— start RECORDS SHOWN —

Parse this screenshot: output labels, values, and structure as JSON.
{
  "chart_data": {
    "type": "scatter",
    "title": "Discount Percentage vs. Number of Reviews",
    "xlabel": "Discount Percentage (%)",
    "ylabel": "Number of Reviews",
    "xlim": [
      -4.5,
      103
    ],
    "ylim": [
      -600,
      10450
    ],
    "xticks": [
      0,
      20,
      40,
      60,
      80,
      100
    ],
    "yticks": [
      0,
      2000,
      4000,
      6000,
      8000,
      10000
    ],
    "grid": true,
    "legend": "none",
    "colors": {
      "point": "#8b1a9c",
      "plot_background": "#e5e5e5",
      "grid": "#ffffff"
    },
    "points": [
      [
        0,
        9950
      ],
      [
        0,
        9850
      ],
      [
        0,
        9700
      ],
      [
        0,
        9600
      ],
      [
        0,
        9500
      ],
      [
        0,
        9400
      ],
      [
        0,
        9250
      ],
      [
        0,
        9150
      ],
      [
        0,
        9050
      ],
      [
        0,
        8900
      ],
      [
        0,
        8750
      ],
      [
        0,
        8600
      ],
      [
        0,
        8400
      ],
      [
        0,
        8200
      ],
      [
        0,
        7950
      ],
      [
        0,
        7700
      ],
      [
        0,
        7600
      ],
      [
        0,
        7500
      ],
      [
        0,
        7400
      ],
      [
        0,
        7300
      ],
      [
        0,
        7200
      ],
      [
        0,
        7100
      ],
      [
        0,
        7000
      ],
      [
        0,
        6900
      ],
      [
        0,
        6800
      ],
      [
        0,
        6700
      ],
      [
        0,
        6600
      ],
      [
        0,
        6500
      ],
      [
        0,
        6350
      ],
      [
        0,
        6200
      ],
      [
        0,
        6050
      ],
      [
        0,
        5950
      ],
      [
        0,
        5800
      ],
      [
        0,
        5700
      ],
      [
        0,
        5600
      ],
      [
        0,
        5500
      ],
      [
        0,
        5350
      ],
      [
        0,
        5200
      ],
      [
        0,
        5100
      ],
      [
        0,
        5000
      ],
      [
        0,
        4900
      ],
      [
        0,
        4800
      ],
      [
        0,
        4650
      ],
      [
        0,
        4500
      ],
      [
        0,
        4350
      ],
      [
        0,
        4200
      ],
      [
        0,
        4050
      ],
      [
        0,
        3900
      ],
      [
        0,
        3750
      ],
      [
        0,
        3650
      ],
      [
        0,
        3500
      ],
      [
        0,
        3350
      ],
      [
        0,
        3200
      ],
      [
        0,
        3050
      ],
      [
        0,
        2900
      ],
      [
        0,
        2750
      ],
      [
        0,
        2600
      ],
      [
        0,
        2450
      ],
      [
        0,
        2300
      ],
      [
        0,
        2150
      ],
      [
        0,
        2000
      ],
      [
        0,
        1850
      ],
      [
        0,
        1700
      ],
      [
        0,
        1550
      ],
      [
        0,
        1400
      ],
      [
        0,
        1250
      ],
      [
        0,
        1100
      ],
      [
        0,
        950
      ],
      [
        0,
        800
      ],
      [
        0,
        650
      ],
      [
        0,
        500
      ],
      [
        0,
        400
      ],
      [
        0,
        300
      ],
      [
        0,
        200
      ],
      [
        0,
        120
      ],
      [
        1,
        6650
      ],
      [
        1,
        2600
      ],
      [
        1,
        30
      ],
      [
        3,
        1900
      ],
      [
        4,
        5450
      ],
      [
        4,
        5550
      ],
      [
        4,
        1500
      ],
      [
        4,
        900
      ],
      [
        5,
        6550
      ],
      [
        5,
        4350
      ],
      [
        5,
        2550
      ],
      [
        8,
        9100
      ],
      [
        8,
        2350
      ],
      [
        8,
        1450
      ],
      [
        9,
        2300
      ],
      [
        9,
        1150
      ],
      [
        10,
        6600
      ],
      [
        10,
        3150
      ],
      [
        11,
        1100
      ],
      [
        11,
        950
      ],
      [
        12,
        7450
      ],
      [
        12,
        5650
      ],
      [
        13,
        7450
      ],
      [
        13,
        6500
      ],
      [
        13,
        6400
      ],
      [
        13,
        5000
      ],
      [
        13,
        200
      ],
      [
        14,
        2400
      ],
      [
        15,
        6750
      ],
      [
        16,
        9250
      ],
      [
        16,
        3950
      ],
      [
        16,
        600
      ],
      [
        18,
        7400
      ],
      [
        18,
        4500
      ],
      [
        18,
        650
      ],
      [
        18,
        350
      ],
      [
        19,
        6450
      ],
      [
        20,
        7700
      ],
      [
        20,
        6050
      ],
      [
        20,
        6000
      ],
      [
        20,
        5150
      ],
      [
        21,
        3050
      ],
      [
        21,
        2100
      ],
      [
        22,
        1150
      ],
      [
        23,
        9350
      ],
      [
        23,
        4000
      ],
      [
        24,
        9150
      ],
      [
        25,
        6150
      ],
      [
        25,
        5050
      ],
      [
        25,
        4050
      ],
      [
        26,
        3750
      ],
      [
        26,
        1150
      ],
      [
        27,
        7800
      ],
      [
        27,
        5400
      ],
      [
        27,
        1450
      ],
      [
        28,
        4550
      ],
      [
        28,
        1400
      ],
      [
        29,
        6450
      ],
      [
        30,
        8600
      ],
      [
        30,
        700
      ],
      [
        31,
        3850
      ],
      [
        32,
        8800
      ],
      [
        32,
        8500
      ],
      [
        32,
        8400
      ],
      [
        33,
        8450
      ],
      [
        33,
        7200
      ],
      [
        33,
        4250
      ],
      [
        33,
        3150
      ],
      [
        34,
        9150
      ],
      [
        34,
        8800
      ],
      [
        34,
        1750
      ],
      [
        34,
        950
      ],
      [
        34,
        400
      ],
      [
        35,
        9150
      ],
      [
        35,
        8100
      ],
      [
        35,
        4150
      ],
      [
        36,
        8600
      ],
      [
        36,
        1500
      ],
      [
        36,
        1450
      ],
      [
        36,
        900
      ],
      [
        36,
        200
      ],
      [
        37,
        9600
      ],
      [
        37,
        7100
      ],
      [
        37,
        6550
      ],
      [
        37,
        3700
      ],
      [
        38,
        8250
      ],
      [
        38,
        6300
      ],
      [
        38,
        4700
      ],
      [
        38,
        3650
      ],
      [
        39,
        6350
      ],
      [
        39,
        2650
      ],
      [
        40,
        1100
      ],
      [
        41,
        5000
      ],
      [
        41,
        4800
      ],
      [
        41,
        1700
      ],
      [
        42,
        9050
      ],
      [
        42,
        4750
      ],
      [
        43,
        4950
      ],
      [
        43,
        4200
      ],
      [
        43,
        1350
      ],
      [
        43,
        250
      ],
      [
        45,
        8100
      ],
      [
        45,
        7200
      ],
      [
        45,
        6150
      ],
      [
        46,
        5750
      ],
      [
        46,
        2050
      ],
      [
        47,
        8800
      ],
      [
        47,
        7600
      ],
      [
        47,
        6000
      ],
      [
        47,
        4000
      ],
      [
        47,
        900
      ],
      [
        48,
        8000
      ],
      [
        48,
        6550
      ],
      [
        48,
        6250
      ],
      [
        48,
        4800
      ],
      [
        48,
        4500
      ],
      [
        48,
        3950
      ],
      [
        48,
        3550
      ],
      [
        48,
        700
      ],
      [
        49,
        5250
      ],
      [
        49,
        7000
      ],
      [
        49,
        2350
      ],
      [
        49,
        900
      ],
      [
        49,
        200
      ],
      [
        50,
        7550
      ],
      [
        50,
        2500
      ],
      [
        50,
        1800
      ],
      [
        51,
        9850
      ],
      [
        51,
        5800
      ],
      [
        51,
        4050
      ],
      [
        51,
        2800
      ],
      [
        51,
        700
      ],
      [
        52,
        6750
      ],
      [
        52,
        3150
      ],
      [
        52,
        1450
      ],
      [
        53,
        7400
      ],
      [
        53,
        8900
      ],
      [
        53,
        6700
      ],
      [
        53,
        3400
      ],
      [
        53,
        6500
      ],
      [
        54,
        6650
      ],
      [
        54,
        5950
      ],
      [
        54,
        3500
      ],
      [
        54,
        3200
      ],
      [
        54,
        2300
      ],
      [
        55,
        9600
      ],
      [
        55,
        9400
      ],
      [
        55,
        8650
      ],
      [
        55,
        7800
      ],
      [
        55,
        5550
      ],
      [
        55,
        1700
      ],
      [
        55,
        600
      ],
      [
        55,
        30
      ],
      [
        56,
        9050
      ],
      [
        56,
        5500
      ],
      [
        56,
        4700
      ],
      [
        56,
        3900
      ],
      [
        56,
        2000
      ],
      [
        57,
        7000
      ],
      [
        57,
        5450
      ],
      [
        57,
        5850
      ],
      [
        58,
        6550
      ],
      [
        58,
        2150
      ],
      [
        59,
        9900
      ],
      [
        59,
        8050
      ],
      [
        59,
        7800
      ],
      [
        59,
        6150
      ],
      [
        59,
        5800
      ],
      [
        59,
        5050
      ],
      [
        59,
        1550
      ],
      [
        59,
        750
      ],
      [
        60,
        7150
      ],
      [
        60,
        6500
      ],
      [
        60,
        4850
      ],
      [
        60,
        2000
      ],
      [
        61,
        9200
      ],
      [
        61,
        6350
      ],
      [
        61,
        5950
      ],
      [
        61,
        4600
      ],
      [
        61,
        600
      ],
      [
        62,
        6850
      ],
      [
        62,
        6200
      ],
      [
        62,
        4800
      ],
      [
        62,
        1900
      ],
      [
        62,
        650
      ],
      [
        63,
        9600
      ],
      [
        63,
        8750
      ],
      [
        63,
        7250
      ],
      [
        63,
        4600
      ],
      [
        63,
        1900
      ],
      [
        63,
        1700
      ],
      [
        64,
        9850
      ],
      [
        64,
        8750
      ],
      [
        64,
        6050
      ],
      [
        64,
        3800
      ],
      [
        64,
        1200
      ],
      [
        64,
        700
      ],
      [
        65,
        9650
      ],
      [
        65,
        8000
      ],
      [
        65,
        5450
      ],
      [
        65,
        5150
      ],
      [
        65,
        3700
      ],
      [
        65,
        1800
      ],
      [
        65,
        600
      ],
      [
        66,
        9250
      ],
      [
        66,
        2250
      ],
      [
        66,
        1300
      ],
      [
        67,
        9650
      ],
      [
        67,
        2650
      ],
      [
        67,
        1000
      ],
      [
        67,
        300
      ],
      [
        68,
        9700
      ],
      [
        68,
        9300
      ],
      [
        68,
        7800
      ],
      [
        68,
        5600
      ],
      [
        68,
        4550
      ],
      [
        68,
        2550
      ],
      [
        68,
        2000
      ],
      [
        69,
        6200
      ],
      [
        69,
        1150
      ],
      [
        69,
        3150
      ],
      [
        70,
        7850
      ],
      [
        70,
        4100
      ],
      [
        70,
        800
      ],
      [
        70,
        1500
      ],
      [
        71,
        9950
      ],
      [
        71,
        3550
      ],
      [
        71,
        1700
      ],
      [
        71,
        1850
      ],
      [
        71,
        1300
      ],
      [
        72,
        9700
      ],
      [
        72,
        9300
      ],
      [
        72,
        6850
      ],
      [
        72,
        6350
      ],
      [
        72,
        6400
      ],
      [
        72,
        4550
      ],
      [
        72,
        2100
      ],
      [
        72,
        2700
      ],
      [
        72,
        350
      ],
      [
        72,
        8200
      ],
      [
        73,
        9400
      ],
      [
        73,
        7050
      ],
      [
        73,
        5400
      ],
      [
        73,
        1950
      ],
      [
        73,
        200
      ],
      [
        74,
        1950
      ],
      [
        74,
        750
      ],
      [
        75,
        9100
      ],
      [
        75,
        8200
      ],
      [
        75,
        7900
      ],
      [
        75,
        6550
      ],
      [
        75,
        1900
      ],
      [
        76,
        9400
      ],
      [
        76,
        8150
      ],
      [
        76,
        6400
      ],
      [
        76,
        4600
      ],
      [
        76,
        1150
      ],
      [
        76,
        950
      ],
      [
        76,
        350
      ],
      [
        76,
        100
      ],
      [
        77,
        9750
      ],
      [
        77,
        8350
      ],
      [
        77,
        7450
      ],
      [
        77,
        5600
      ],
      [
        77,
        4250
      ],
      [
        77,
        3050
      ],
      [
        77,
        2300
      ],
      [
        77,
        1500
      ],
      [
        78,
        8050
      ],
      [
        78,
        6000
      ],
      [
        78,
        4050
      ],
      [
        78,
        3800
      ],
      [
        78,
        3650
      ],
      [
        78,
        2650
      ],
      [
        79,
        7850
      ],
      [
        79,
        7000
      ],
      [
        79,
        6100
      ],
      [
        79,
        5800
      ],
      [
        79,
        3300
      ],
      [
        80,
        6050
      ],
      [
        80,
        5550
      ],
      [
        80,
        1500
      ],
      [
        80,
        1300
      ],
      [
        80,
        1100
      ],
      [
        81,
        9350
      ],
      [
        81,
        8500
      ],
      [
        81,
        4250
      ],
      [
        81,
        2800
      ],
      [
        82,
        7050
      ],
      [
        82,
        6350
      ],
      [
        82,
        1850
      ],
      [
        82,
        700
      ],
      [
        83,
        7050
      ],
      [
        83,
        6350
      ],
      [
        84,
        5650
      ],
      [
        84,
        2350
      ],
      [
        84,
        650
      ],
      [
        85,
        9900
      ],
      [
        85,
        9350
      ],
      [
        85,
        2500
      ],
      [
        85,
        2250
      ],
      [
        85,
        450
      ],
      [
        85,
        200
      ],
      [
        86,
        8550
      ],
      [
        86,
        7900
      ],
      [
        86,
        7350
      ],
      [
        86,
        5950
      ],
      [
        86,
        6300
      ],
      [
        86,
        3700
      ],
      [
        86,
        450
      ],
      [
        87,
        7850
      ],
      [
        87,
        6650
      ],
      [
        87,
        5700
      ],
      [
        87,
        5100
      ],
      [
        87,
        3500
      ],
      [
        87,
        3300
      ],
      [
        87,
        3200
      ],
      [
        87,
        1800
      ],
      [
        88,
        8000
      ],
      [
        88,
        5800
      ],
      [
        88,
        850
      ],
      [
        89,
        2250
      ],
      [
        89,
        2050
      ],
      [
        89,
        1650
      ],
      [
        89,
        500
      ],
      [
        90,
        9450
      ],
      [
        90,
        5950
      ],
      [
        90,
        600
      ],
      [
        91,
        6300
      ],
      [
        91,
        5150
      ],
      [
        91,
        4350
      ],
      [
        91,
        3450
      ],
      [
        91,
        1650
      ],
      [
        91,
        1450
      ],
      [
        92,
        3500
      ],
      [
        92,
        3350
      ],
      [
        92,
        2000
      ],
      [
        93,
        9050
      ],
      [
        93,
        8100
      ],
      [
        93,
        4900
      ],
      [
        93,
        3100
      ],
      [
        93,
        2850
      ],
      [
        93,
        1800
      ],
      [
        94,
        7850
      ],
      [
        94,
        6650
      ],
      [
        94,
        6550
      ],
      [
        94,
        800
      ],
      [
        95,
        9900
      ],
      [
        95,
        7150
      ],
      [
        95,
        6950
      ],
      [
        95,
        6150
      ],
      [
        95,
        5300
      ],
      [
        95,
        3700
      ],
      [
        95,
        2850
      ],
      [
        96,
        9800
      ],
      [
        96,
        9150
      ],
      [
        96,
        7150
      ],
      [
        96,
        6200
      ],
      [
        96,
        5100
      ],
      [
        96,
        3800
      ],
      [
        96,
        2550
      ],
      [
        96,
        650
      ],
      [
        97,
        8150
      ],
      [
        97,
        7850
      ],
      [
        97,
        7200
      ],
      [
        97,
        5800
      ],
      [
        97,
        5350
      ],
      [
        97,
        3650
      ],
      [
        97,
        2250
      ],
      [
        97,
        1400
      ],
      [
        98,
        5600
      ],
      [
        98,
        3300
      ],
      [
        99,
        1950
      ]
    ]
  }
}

— end RECORDS SHOWN —

__STATED PROBLEM__.
In the entries above, find each line with the word "Reviews" and copy it.

__WRITTEN RESPONSE__.
    "title": "Discount Percentage vs. Number of Reviews",
    "ylabel": "Number of Reviews",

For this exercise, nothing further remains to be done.